> _Work to do_
Return all of the entries word for word, but omit the pictures they contain.
─── Records shown ───
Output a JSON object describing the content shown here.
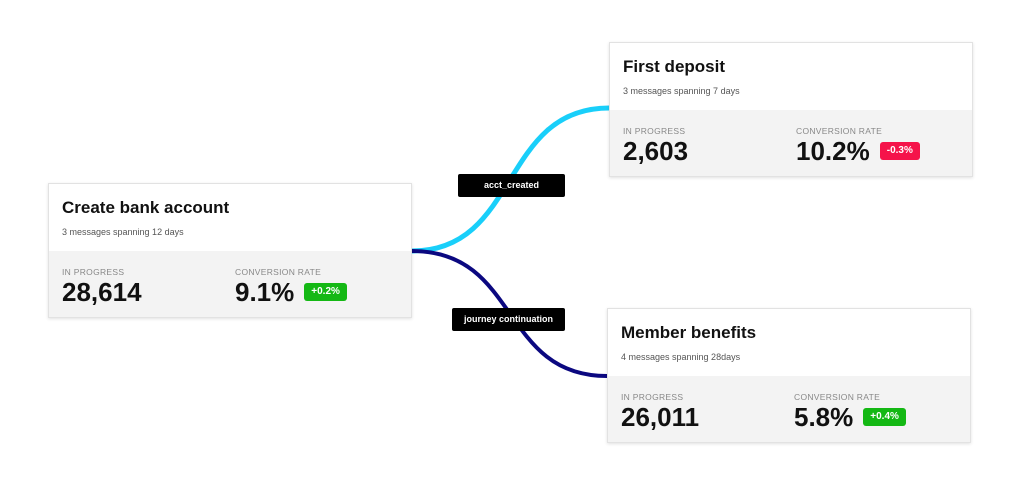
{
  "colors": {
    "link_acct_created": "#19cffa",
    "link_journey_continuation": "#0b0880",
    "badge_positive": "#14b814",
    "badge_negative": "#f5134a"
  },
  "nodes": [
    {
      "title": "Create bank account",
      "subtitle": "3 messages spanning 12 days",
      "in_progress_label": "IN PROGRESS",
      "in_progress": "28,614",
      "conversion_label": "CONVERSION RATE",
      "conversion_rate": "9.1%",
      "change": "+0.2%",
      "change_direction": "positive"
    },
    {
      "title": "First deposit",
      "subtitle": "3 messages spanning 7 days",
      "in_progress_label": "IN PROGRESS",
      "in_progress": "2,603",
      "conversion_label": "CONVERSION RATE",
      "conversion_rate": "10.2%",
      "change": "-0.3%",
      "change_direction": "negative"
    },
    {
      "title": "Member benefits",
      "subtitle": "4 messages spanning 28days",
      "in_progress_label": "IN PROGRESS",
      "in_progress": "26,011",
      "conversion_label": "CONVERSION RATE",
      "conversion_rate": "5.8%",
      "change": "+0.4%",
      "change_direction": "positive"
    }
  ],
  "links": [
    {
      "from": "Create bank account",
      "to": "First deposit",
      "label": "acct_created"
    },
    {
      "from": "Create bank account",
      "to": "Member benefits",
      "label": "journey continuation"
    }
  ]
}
───
> _Exercise output_
Output a JSON object describing the content shown here.
{
  "colors": {
    "link_acct_created": "#19cffa",
    "link_journey_continuation": "#0b0880",
    "badge_positive": "#14b814",
    "badge_negative": "#f5134a"
  },
  "nodes": [
    {
      "title": "Create bank account",
      "subtitle": "3 messages spanning 12 days",
      "in_progress_label": "IN PROGRESS",
      "in_progress": "28,614",
      "conversion_label": "CONVERSION RATE",
      "conversion_rate": "9.1%",
      "change": "+0.2%",
      "change_direction": "positive"
    },
    {
      "title": "First deposit",
      "subtitle": "3 messages spanning 7 days",
      "in_progress_label": "IN PROGRESS",
      "in_progress": "2,603",
      "conversion_label": "CONVERSION RATE",
      "conversion_rate": "10.2%",
      "change": "-0.3%",
      "change_direction": "negative"
    },
    {
      "title": "Member benefits",
      "subtitle": "4 messages spanning 28days",
      "in_progress_label": "IN PROGRESS",
      "in_progress": "26,011",
      "conversion_label": "CONVERSION RATE",
      "conversion_rate": "5.8%",
      "change": "+0.4%",
      "change_direction": "positive"
    }
  ],
  "links": [
    {
      "from": "Create bank account",
      "to": "First deposit",
      "label": "acct_created"
    },
    {
      "from": "Create bank account",
      "to": "Member benefits",
      "label": "journey continuation"
    }
  ]
}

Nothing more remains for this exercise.